● REQUIREMENTS
What follows is a listing to be transcribed exactly.
※ ※ ※
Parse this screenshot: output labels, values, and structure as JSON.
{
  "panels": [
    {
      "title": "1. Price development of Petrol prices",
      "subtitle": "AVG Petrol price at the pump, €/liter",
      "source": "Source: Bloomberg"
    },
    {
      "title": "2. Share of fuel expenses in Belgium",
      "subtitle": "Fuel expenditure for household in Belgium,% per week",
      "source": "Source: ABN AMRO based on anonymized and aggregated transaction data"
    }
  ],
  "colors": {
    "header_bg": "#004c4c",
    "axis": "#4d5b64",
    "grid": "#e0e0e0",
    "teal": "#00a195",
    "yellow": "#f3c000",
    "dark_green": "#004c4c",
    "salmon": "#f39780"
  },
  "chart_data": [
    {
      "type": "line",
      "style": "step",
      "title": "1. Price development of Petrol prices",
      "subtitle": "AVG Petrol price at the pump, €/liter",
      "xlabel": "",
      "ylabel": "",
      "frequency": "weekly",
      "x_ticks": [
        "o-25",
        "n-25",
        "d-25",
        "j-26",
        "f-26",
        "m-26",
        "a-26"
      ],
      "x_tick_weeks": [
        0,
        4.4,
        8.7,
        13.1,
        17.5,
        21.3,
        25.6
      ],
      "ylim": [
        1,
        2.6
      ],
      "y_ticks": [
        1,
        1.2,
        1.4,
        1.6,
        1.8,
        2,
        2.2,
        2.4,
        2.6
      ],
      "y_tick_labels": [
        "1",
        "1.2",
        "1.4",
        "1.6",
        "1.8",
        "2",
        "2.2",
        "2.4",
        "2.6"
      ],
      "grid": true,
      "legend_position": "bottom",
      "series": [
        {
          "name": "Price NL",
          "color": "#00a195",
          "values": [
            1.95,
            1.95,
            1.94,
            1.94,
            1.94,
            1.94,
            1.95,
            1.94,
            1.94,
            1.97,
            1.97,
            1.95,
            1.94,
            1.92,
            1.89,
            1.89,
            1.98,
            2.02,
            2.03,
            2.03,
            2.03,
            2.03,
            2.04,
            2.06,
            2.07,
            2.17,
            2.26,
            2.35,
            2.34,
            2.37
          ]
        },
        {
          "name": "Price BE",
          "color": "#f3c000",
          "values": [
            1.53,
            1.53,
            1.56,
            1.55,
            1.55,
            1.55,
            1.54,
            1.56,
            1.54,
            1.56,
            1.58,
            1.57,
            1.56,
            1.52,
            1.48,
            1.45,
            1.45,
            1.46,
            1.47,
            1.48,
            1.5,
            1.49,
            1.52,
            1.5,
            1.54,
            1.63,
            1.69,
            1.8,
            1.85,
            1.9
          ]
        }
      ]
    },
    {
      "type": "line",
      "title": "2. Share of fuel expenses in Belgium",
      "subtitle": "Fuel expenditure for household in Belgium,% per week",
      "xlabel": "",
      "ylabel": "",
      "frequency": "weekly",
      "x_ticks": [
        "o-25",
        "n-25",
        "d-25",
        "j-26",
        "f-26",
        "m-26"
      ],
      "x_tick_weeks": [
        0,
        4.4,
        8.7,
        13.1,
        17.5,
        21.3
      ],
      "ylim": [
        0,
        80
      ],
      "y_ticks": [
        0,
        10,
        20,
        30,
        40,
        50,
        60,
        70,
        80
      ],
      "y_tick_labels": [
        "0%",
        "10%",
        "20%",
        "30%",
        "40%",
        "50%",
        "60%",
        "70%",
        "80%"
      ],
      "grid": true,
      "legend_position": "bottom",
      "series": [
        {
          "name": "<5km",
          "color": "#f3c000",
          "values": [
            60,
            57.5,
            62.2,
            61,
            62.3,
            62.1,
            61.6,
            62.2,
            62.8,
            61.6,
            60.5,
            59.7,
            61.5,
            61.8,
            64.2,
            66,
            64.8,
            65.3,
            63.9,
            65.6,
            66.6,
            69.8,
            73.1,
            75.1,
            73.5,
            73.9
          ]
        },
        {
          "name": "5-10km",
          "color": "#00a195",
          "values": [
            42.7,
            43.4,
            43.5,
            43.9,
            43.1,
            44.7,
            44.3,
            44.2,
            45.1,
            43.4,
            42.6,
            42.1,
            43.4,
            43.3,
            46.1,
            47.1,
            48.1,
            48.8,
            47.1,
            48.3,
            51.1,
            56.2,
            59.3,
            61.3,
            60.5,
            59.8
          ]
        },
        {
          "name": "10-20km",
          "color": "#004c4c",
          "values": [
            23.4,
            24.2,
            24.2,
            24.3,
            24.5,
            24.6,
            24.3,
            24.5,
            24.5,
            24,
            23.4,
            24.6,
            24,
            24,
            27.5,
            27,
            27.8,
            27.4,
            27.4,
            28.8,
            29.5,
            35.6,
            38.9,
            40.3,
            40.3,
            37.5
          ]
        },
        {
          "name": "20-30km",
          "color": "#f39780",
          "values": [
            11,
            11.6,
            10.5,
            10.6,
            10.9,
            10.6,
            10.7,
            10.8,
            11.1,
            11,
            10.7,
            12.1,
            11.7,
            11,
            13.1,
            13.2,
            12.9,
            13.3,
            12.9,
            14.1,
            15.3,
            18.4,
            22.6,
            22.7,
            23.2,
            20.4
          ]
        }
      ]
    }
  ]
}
※ ※ ※
● EXERCISE ANSWER
Parse this screenshot: output labels, values, and structure as JSON.
{
  "panels": [
    {
      "title": "1. Price development of Petrol prices",
      "subtitle": "AVG Petrol price at the pump, €/liter",
      "source": "Source: Bloomberg"
    },
    {
      "title": "2. Share of fuel expenses in Belgium",
      "subtitle": "Fuel expenditure for household in Belgium,% per week",
      "source": "Source: ABN AMRO based on anonymized and aggregated transaction data"
    }
  ],
  "colors": {
    "header_bg": "#004c4c",
    "axis": "#4d5b64",
    "grid": "#e0e0e0",
    "teal": "#00a195",
    "yellow": "#f3c000",
    "dark_green": "#004c4c",
    "salmon": "#f39780"
  },
  "chart_data": [
    {
      "type": "line",
      "style": "step",
      "title": "1. Price development of Petrol prices",
      "subtitle": "AVG Petrol price at the pump, €/liter",
      "xlabel": "",
      "ylabel": "",
      "frequency": "weekly",
      "x_ticks": [
        "o-25",
        "n-25",
        "d-25",
        "j-26",
        "f-26",
        "m-26",
        "a-26"
      ],
      "x_tick_weeks": [
        0,
        4.4,
        8.7,
        13.1,
        17.5,
        21.3,
        25.6
      ],
      "ylim": [
        1,
        2.6
      ],
      "y_ticks": [
        1,
        1.2,
        1.4,
        1.6,
        1.8,
        2,
        2.2,
        2.4,
        2.6
      ],
      "y_tick_labels": [
        "1",
        "1.2",
        "1.4",
        "1.6",
        "1.8",
        "2",
        "2.2",
        "2.4",
        "2.6"
      ],
      "grid": true,
      "legend_position": "bottom",
      "series": [
        {
          "name": "Price NL",
          "color": "#00a195",
          "values": [
            1.95,
            1.95,
            1.94,
            1.94,
            1.94,
            1.94,
            1.95,
            1.94,
            1.94,
            1.97,
            1.97,
            1.95,
            1.94,
            1.92,
            1.89,
            1.89,
            1.98,
            2.02,
            2.03,
            2.03,
            2.03,
            2.03,
            2.04,
            2.06,
            2.07,
            2.17,
            2.26,
            2.35,
            2.34,
            2.37
          ]
        },
        {
          "name": "Price BE",
          "color": "#f3c000",
          "values": [
            1.53,
            1.53,
            1.56,
            1.55,
            1.55,
            1.55,
            1.54,
            1.56,
            1.54,
            1.56,
            1.58,
            1.57,
            1.56,
            1.52,
            1.48,
            1.45,
            1.45,
            1.46,
            1.47,
            1.48,
            1.5,
            1.49,
            1.52,
            1.5,
            1.54,
            1.63,
            1.69,
            1.8,
            1.85,
            1.9
          ]
        }
      ]
    },
    {
      "type": "line",
      "title": "2. Share of fuel expenses in Belgium",
      "subtitle": "Fuel expenditure for household in Belgium,% per week",
      "xlabel": "",
      "ylabel": "",
      "frequency": "weekly",
      "x_ticks": [
        "o-25",
        "n-25",
        "d-25",
        "j-26",
        "f-26",
        "m-26"
      ],
      "x_tick_weeks": [
        0,
        4.4,
        8.7,
        13.1,
        17.5,
        21.3
      ],
      "ylim": [
        0,
        80
      ],
      "y_ticks": [
        0,
        10,
        20,
        30,
        40,
        50,
        60,
        70,
        80
      ],
      "y_tick_labels": [
        "0%",
        "10%",
        "20%",
        "30%",
        "40%",
        "50%",
        "60%",
        "70%",
        "80%"
      ],
      "grid": true,
      "legend_position": "bottom",
      "series": [
        {
          "name": "<5km",
          "color": "#f3c000",
          "values": [
            60,
            57.5,
            62.2,
            61,
            62.3,
            62.1,
            61.6,
            62.2,
            62.8,
            61.6,
            60.5,
            59.7,
            61.5,
            61.8,
            64.2,
            66,
            64.8,
            65.3,
            63.9,
            65.6,
            66.6,
            69.8,
            73.1,
            75.1,
            73.5,
            73.9
          ]
        },
        {
          "name": "5-10km",
          "color": "#00a195",
          "values": [
            42.7,
            43.4,
            43.5,
            43.9,
            43.1,
            44.7,
            44.3,
            44.2,
            45.1,
            43.4,
            42.6,
            42.1,
            43.4,
            43.3,
            46.1,
            47.1,
            48.1,
            48.8,
            47.1,
            48.3,
            51.1,
            56.2,
            59.3,
            61.3,
            60.5,
            59.8
          ]
        },
        {
          "name": "10-20km",
          "color": "#004c4c",
          "values": [
            23.4,
            24.2,
            24.2,
            24.3,
            24.5,
            24.6,
            24.3,
            24.5,
            24.5,
            24,
            23.4,
            24.6,
            24,
            24,
            27.5,
            27,
            27.8,
            27.4,
            27.4,
            28.8,
            29.5,
            35.6,
            38.9,
            40.3,
            40.3,
            37.5
          ]
        },
        {
          "name": "20-30km",
          "color": "#f39780",
          "values": [
            11,
            11.6,
            10.5,
            10.6,
            10.9,
            10.6,
            10.7,
            10.8,
            11.1,
            11,
            10.7,
            12.1,
            11.7,
            11,
            13.1,
            13.2,
            12.9,
            13.3,
            12.9,
            14.1,
            15.3,
            18.4,
            22.6,
            22.7,
            23.2,
            20.4
          ]
        }
      ]
    }
  ]
}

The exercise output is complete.